Review the lines that follow and copy each one that contains the word "Manchester".

Data to use |
::::::::::

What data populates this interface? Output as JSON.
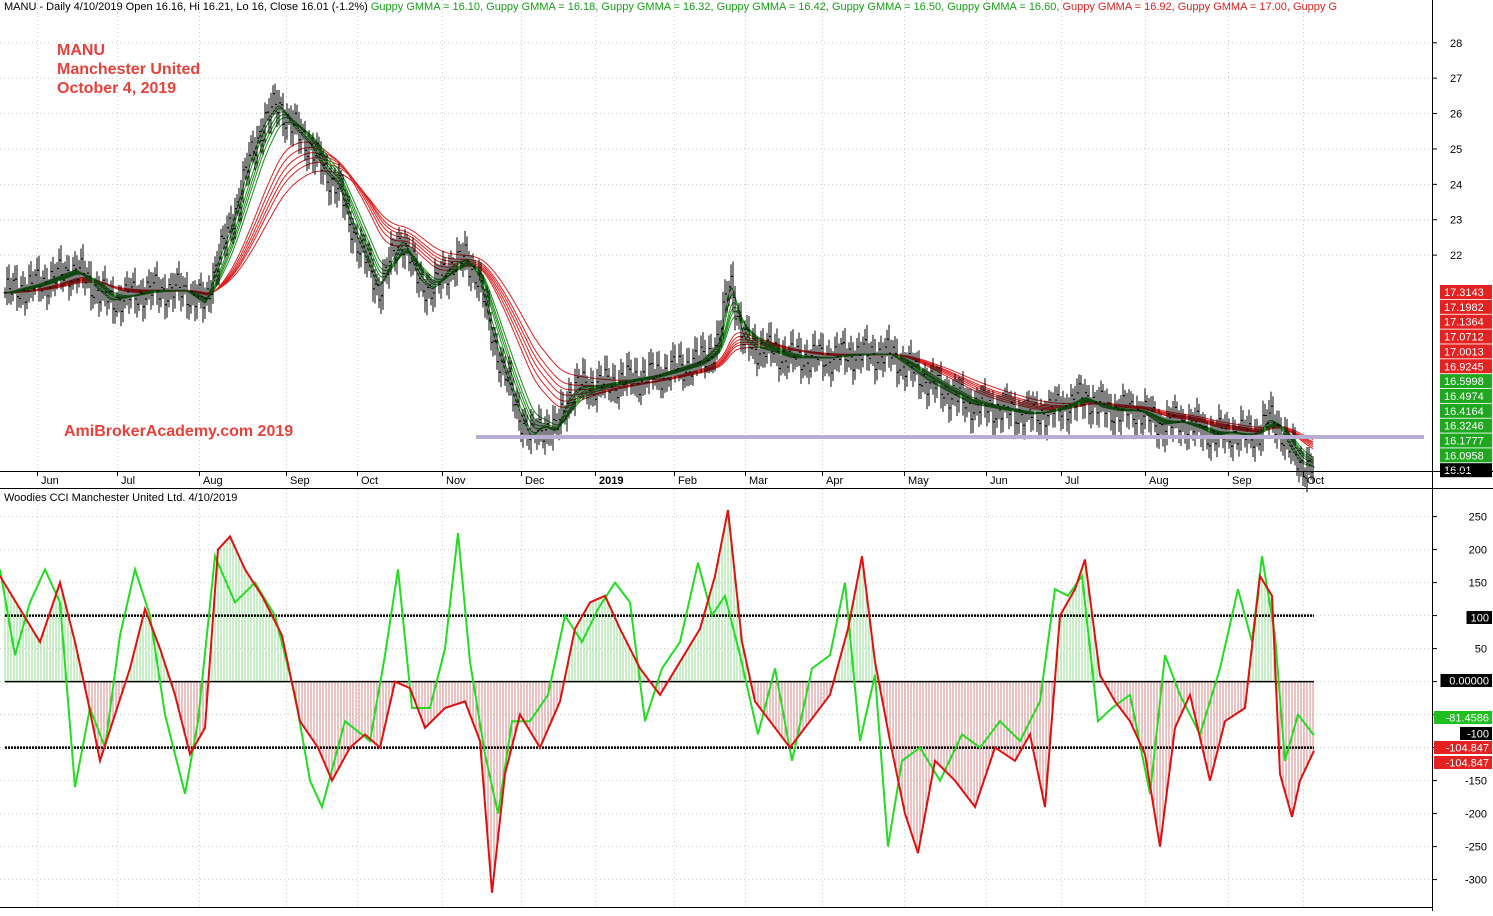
{
  "header": {
    "ticker_info": "MANU - Daily 4/10/2019 Open 16.16, Hi 16.21, Lo 16, Close 16.01 (-1.2%)",
    "gmma_labels": [
      {
        "text": "Guppy GMMA = 16.10,",
        "color": "#16a016"
      },
      {
        "text": "Guppy GMMA = 16.18,",
        "color": "#16a016"
      },
      {
        "text": "Guppy GMMA = 16.32,",
        "color": "#16a016"
      },
      {
        "text": "Guppy GMMA = 16.42,",
        "color": "#16a016"
      },
      {
        "text": "Guppy GMMA = 16.50,",
        "color": "#16a016"
      },
      {
        "text": "Guppy GMMA = 16.60,",
        "color": "#16a016"
      },
      {
        "text": "Guppy GMMA = 16.92,",
        "color": "#e02020"
      },
      {
        "text": "Guppy GMMA = 17.00,",
        "color": "#e02020"
      },
      {
        "text": "Guppy G",
        "color": "#e02020"
      }
    ]
  },
  "annotations": {
    "line1": "MANU",
    "line2": "Manchester United",
    "line3": "October 4, 2019",
    "watermark": "AmiBrokerAcademy.com  2019"
  },
  "lower_title": "Woodies CCI  Manchester United Ltd. 4/10/2019",
  "colors": {
    "short_ma": "#1a8c1a",
    "long_ma": "#e02020",
    "cci_fast": "#22dd22",
    "cci_slow": "#e01010",
    "support_line": "#b8aed2"
  },
  "chart_data": [
    {
      "type": "line",
      "name": "price-gmma",
      "y_ticks": [
        22,
        23,
        24,
        25,
        26,
        27,
        28
      ],
      "ylim": [
        15.9,
        28.7
      ],
      "month_labels": [
        "Jun",
        "Jul",
        "Aug",
        "Sep",
        "Oct",
        "Nov",
        "Dec",
        "2019",
        "Feb",
        "Mar",
        "Apr",
        "May",
        "Jun",
        "Jul",
        "Aug",
        "Sep",
        "Oct"
      ],
      "price_points": [
        [
          0,
          20.9
        ],
        [
          40,
          21.2
        ],
        [
          75,
          21.6
        ],
        [
          110,
          20.7
        ],
        [
          150,
          21.0
        ],
        [
          185,
          21.0
        ],
        [
          205,
          20.6
        ],
        [
          215,
          21.7
        ],
        [
          230,
          22.8
        ],
        [
          245,
          24.3
        ],
        [
          262,
          25.7
        ],
        [
          278,
          26.3
        ],
        [
          290,
          25.7
        ],
        [
          310,
          25.1
        ],
        [
          325,
          24.3
        ],
        [
          338,
          24.0
        ],
        [
          348,
          23.0
        ],
        [
          362,
          22.1
        ],
        [
          378,
          21.0
        ],
        [
          390,
          21.8
        ],
        [
          402,
          22.5
        ],
        [
          418,
          21.3
        ],
        [
          432,
          21.0
        ],
        [
          450,
          21.7
        ],
        [
          465,
          21.9
        ],
        [
          478,
          21.4
        ],
        [
          490,
          19.9
        ],
        [
          500,
          19.0
        ],
        [
          515,
          17.8
        ],
        [
          530,
          16.8
        ],
        [
          542,
          17.2
        ],
        [
          555,
          17.0
        ],
        [
          568,
          18.0
        ],
        [
          580,
          18.3
        ],
        [
          595,
          18.3
        ],
        [
          615,
          18.4
        ],
        [
          635,
          18.5
        ],
        [
          655,
          18.6
        ],
        [
          678,
          18.8
        ],
        [
          700,
          19.0
        ],
        [
          718,
          19.5
        ],
        [
          730,
          21.4
        ],
        [
          742,
          19.6
        ],
        [
          755,
          19.4
        ],
        [
          770,
          19.3
        ],
        [
          790,
          19.1
        ],
        [
          810,
          19.1
        ],
        [
          830,
          19.1
        ],
        [
          850,
          19.2
        ],
        [
          870,
          19.2
        ],
        [
          890,
          19.2
        ],
        [
          910,
          18.8
        ],
        [
          930,
          18.4
        ],
        [
          950,
          18.1
        ],
        [
          970,
          17.8
        ],
        [
          990,
          17.7
        ],
        [
          1010,
          17.6
        ],
        [
          1030,
          17.5
        ],
        [
          1050,
          17.6
        ],
        [
          1070,
          17.8
        ],
        [
          1085,
          18.0
        ],
        [
          1100,
          17.7
        ],
        [
          1120,
          17.6
        ],
        [
          1140,
          17.6
        ],
        [
          1160,
          17.2
        ],
        [
          1180,
          17.3
        ],
        [
          1200,
          17.1
        ],
        [
          1215,
          16.9
        ],
        [
          1230,
          17.0
        ],
        [
          1245,
          16.9
        ],
        [
          1260,
          17.0
        ],
        [
          1268,
          17.4
        ],
        [
          1278,
          17.2
        ],
        [
          1290,
          16.5
        ],
        [
          1300,
          16.1
        ],
        [
          1314,
          16.01
        ]
      ],
      "short_ma_values": [
        16.1,
        16.18,
        16.32,
        16.42,
        16.5,
        16.6
      ],
      "long_ma_values": [
        16.92,
        17.0,
        17.07,
        17.14,
        17.2,
        17.31
      ],
      "support_level": 16.86,
      "right_badges": [
        {
          "value": "17.3143",
          "color": "#e52222"
        },
        {
          "value": "17.1982",
          "color": "#e52222"
        },
        {
          "value": "17.1364",
          "color": "#e52222"
        },
        {
          "value": "17.0712",
          "color": "#e52222"
        },
        {
          "value": "17.0013",
          "color": "#e52222"
        },
        {
          "value": "16.9245",
          "color": "#e52222"
        },
        {
          "value": "16.5998",
          "color": "#1fa81f"
        },
        {
          "value": "16.4974",
          "color": "#1fa81f"
        },
        {
          "value": "16.4164",
          "color": "#1fa81f"
        },
        {
          "value": "16.3246",
          "color": "#1fa81f"
        },
        {
          "value": "16.1777",
          "color": "#1fa81f"
        },
        {
          "value": "16.0958",
          "color": "#1fa81f"
        },
        {
          "value": "16.01",
          "color": "#000000"
        }
      ]
    },
    {
      "type": "line",
      "name": "woodies-cci",
      "y_ticks": [
        -300,
        -250,
        -200,
        -150,
        -100,
        -50,
        0,
        50,
        100,
        150,
        200,
        250
      ],
      "ylim": [
        -340,
        260
      ],
      "reference_lines": [
        100,
        0,
        -100
      ],
      "cci_slow_points": [
        [
          0,
          160
        ],
        [
          20,
          110
        ],
        [
          40,
          60
        ],
        [
          60,
          150
        ],
        [
          75,
          60
        ],
        [
          88,
          -30
        ],
        [
          100,
          -120
        ],
        [
          115,
          -50
        ],
        [
          130,
          20
        ],
        [
          145,
          110
        ],
        [
          160,
          50
        ],
        [
          175,
          -20
        ],
        [
          190,
          -110
        ],
        [
          205,
          -70
        ],
        [
          218,
          200
        ],
        [
          230,
          220
        ],
        [
          245,
          170
        ],
        [
          262,
          130
        ],
        [
          282,
          70
        ],
        [
          300,
          -60
        ],
        [
          318,
          -100
        ],
        [
          332,
          -150
        ],
        [
          350,
          -100
        ],
        [
          365,
          -80
        ],
        [
          380,
          -100
        ],
        [
          395,
          0
        ],
        [
          410,
          -10
        ],
        [
          425,
          -70
        ],
        [
          445,
          -40
        ],
        [
          465,
          -30
        ],
        [
          480,
          -90
        ],
        [
          492,
          -320
        ],
        [
          505,
          -140
        ],
        [
          520,
          -50
        ],
        [
          540,
          -100
        ],
        [
          560,
          -30
        ],
        [
          575,
          80
        ],
        [
          590,
          120
        ],
        [
          605,
          130
        ],
        [
          620,
          80
        ],
        [
          640,
          20
        ],
        [
          660,
          -20
        ],
        [
          680,
          30
        ],
        [
          700,
          80
        ],
        [
          715,
          160
        ],
        [
          728,
          260
        ],
        [
          742,
          60
        ],
        [
          755,
          -30
        ],
        [
          770,
          -60
        ],
        [
          790,
          -100
        ],
        [
          810,
          -60
        ],
        [
          830,
          -20
        ],
        [
          848,
          80
        ],
        [
          862,
          190
        ],
        [
          875,
          30
        ],
        [
          890,
          -90
        ],
        [
          905,
          -200
        ],
        [
          918,
          -260
        ],
        [
          935,
          -120
        ],
        [
          955,
          -150
        ],
        [
          975,
          -190
        ],
        [
          995,
          -100
        ],
        [
          1015,
          -120
        ],
        [
          1030,
          -80
        ],
        [
          1045,
          -190
        ],
        [
          1060,
          100
        ],
        [
          1075,
          140
        ],
        [
          1085,
          185
        ],
        [
          1100,
          10
        ],
        [
          1115,
          -30
        ],
        [
          1130,
          -60
        ],
        [
          1145,
          -110
        ],
        [
          1160,
          -250
        ],
        [
          1175,
          -70
        ],
        [
          1190,
          -20
        ],
        [
          1210,
          -150
        ],
        [
          1225,
          -60
        ],
        [
          1245,
          -40
        ],
        [
          1260,
          160
        ],
        [
          1272,
          130
        ],
        [
          1280,
          -140
        ],
        [
          1292,
          -205
        ],
        [
          1300,
          -150
        ],
        [
          1314,
          -104.8
        ]
      ],
      "cci_fast_points": [
        [
          0,
          170
        ],
        [
          15,
          40
        ],
        [
          30,
          120
        ],
        [
          45,
          170
        ],
        [
          60,
          120
        ],
        [
          75,
          -160
        ],
        [
          90,
          -40
        ],
        [
          105,
          -100
        ],
        [
          120,
          70
        ],
        [
          135,
          170
        ],
        [
          150,
          100
        ],
        [
          165,
          -50
        ],
        [
          185,
          -170
        ],
        [
          198,
          -60
        ],
        [
          215,
          190
        ],
        [
          235,
          120
        ],
        [
          255,
          150
        ],
        [
          275,
          100
        ],
        [
          295,
          -20
        ],
        [
          310,
          -150
        ],
        [
          322,
          -190
        ],
        [
          345,
          -60
        ],
        [
          370,
          -90
        ],
        [
          385,
          40
        ],
        [
          398,
          170
        ],
        [
          412,
          -40
        ],
        [
          430,
          -40
        ],
        [
          445,
          50
        ],
        [
          458,
          225
        ],
        [
          470,
          30
        ],
        [
          485,
          -110
        ],
        [
          498,
          -200
        ],
        [
          512,
          -60
        ],
        [
          530,
          -60
        ],
        [
          548,
          -20
        ],
        [
          565,
          100
        ],
        [
          582,
          60
        ],
        [
          598,
          110
        ],
        [
          615,
          150
        ],
        [
          630,
          120
        ],
        [
          645,
          -60
        ],
        [
          662,
          20
        ],
        [
          680,
          60
        ],
        [
          698,
          180
        ],
        [
          712,
          100
        ],
        [
          725,
          130
        ],
        [
          740,
          40
        ],
        [
          758,
          -80
        ],
        [
          775,
          20
        ],
        [
          792,
          -120
        ],
        [
          812,
          20
        ],
        [
          830,
          40
        ],
        [
          845,
          150
        ],
        [
          860,
          -90
        ],
        [
          875,
          10
        ],
        [
          888,
          -250
        ],
        [
          902,
          -120
        ],
        [
          920,
          -100
        ],
        [
          940,
          -150
        ],
        [
          962,
          -80
        ],
        [
          980,
          -100
        ],
        [
          1000,
          -60
        ],
        [
          1020,
          -90
        ],
        [
          1040,
          -30
        ],
        [
          1055,
          140
        ],
        [
          1068,
          130
        ],
        [
          1082,
          160
        ],
        [
          1098,
          -60
        ],
        [
          1112,
          -40
        ],
        [
          1130,
          -20
        ],
        [
          1150,
          -170
        ],
        [
          1165,
          40
        ],
        [
          1180,
          -20
        ],
        [
          1200,
          -80
        ],
        [
          1220,
          20
        ],
        [
          1238,
          140
        ],
        [
          1252,
          60
        ],
        [
          1262,
          190
        ],
        [
          1275,
          70
        ],
        [
          1285,
          -120
        ],
        [
          1298,
          -50
        ],
        [
          1314,
          -81.5
        ]
      ],
      "right_badges": [
        {
          "value": "100",
          "bg": "#000000",
          "fg": "#ffffff",
          "level": 100
        },
        {
          "value": "0.00000",
          "bg": "#000000",
          "fg": "#ffffff",
          "level": 0
        },
        {
          "value": "-81.4586",
          "bg": "#1fbf1f",
          "fg": "#ffffff",
          "level": -81.4586
        },
        {
          "value": "-100",
          "bg": "#000000",
          "fg": "#ffffff",
          "level": -100
        },
        {
          "value": "-104.847",
          "bg": "#e52222",
          "fg": "#ffffff",
          "level": -104.847
        },
        {
          "value": "-104.847",
          "bg": "#e52222",
          "fg": "#ffffff",
          "level": -104.847
        }
      ]
    }
  ]
}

::::::::::

Output of the exercise |
    "line2": "Manchester United",
  "lower_title": "Woodies CCI  Manchester United Ltd. 4/10/2019",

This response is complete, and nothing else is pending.